SUPPLIED INFORMATION start
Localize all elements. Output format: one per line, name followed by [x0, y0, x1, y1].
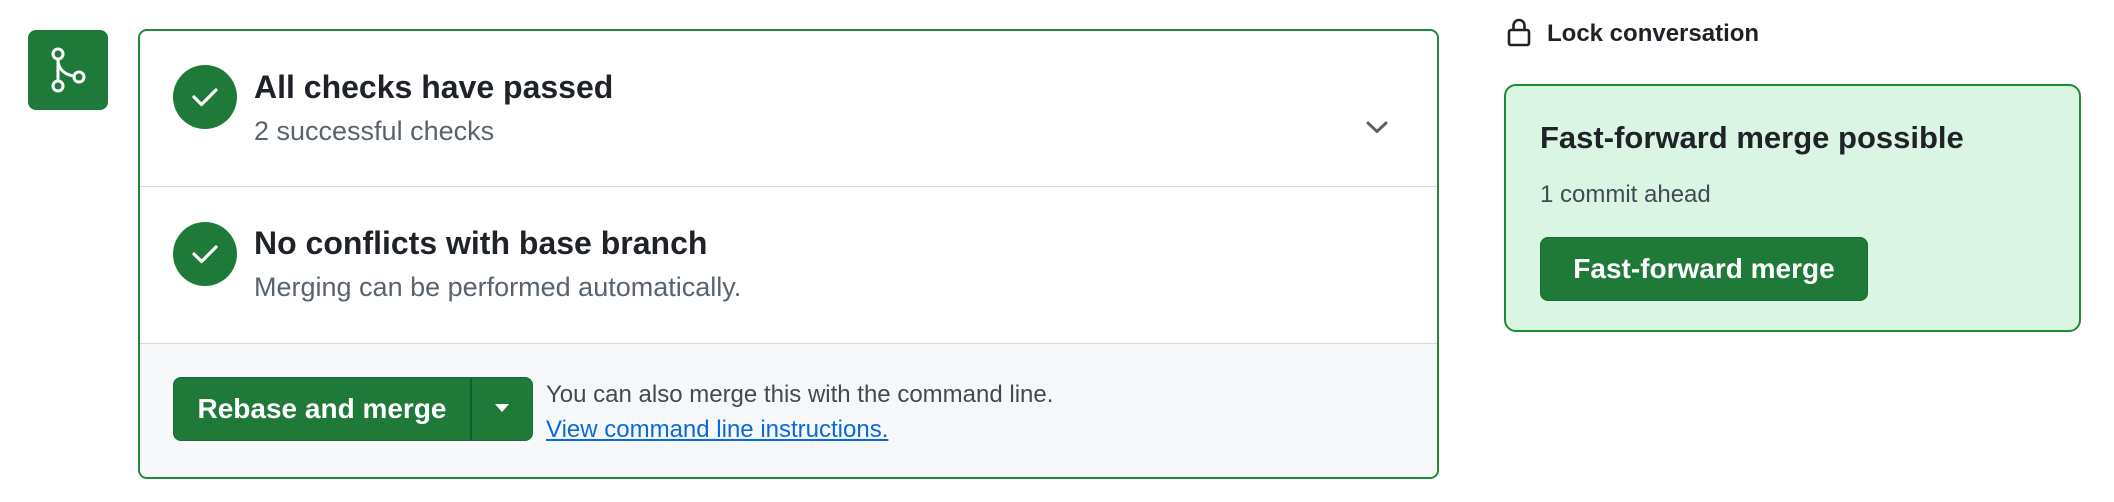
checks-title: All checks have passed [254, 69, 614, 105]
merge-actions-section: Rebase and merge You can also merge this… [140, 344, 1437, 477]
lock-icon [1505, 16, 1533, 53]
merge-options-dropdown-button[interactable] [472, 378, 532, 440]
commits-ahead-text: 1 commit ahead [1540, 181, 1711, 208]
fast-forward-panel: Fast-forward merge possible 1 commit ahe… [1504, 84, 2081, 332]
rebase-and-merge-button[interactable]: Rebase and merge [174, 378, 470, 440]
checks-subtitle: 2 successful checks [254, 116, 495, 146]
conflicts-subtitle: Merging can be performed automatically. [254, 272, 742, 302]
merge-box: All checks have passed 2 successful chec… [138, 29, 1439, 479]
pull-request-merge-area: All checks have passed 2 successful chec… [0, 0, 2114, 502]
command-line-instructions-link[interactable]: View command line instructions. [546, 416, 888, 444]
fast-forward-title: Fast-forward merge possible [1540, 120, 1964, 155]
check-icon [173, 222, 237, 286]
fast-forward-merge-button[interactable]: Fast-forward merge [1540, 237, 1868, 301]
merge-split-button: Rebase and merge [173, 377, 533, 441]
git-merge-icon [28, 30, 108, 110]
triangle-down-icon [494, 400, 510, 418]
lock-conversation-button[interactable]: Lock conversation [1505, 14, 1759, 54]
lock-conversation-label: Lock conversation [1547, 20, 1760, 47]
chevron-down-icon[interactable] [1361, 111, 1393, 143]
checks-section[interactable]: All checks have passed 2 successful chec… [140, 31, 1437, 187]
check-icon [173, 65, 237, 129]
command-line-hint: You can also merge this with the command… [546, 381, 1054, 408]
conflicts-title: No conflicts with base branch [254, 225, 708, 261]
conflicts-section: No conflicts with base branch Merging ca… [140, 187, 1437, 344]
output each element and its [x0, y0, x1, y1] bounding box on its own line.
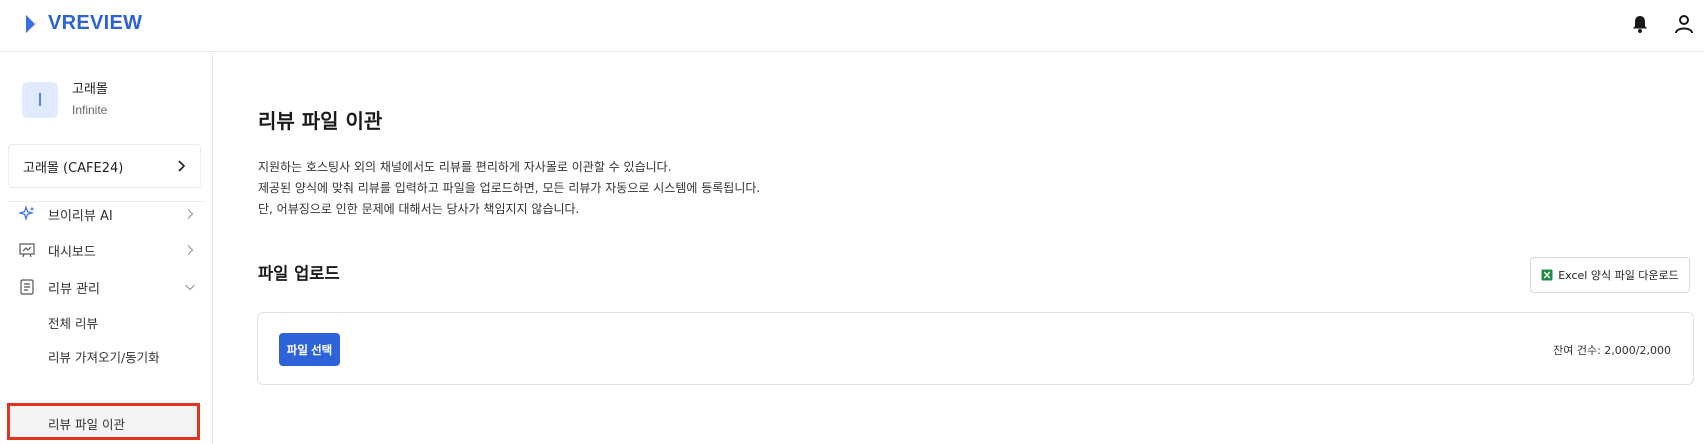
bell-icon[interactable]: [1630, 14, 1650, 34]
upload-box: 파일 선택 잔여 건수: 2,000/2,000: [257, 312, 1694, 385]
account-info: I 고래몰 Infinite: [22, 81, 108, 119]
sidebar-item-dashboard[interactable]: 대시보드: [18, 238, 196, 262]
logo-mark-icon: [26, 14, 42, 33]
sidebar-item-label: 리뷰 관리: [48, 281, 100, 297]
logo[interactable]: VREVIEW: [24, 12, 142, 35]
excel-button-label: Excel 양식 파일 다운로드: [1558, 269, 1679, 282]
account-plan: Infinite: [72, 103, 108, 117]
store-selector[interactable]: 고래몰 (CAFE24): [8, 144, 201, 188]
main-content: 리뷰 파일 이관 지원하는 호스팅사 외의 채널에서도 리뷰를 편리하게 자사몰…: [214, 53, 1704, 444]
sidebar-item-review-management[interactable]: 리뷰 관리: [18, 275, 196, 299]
SUPPLIED INFORMATION end
# [WHAT THE TASK REQUIRES]
Write out the lines of both records again with every "Rebase and merge" switched to "Squash and merge" and nothing else changed. Leave out the pictures.

# [SOLUTION TO THIS EXERCISE]
Localize all elements. Output format: one per line, name followed by [x0, y0, x1, y1].
checks-title: All checks have passed [254, 69, 614, 105]
merge-actions-section: Squash and merge You can also merge this… [140, 344, 1437, 477]
lock-icon [1505, 16, 1533, 53]
merge-options-dropdown-button[interactable] [472, 378, 532, 440]
commits-ahead-text: 1 commit ahead [1540, 181, 1711, 208]
fast-forward-panel: Fast-forward merge possible 1 commit ahe… [1504, 84, 2081, 332]
rebase-and-merge-button[interactable]: Squash and merge [174, 378, 470, 440]
checks-subtitle: 2 successful checks [254, 116, 495, 146]
conflicts-subtitle: Merging can be performed automatically. [254, 272, 742, 302]
merge-box: All checks have passed 2 successful chec… [138, 29, 1439, 479]
pull-request-merge-area: All checks have passed 2 successful chec… [0, 0, 2114, 502]
command-line-instructions-link[interactable]: View command line instructions. [546, 416, 888, 444]
fast-forward-title: Fast-forward merge possible [1540, 120, 1964, 155]
check-icon [173, 222, 237, 286]
fast-forward-merge-button[interactable]: Fast-forward merge [1540, 237, 1868, 301]
merge-split-button: Squash and merge [173, 377, 533, 441]
git-merge-icon [28, 30, 108, 110]
triangle-down-icon [494, 400, 510, 418]
lock-conversation-button[interactable]: Lock conversation [1505, 14, 1759, 54]
lock-conversation-label: Lock conversation [1547, 20, 1760, 47]
chevron-down-icon[interactable] [1361, 111, 1393, 143]
checks-section[interactable]: All checks have passed 2 successful chec… [140, 31, 1437, 187]
check-icon [173, 65, 237, 129]
command-line-hint: You can also merge this with the command… [546, 381, 1054, 408]
conflicts-title: No conflicts with base branch [254, 225, 708, 261]
conflicts-section: No conflicts with base branch Merging ca… [140, 187, 1437, 344]
output each element and its [x0, y0, x1, y1] bounding box on its own line.
bell-icon[interactable]: [1630, 14, 1650, 34]
upload-box: 파일 선택 잔여 건수: 2,000/2,000: [257, 312, 1694, 385]
account-info: I 고래몰 Infinite: [22, 81, 108, 119]
sidebar-item-dashboard[interactable]: 대시보드: [18, 238, 196, 262]
logo-mark-icon: [26, 14, 42, 33]
sidebar-item-label: 리뷰 관리: [48, 281, 100, 297]
logo[interactable]: VREVIEW: [24, 12, 142, 35]
excel-button-label: Excel 양식 파일 다운로드: [1558, 269, 1679, 282]
account-plan: Infinite: [72, 103, 108, 117]
store-selector[interactable]: 고래몰 (CAFE24): [8, 144, 201, 188]
main-content: 리뷰 파일 이관 지원하는 호스팅사 외의 채널에서도 리뷰를 편리하게 자사몰…: [214, 53, 1704, 444]
sidebar-item-review-management[interactable]: 리뷰 관리: [18, 275, 196, 299]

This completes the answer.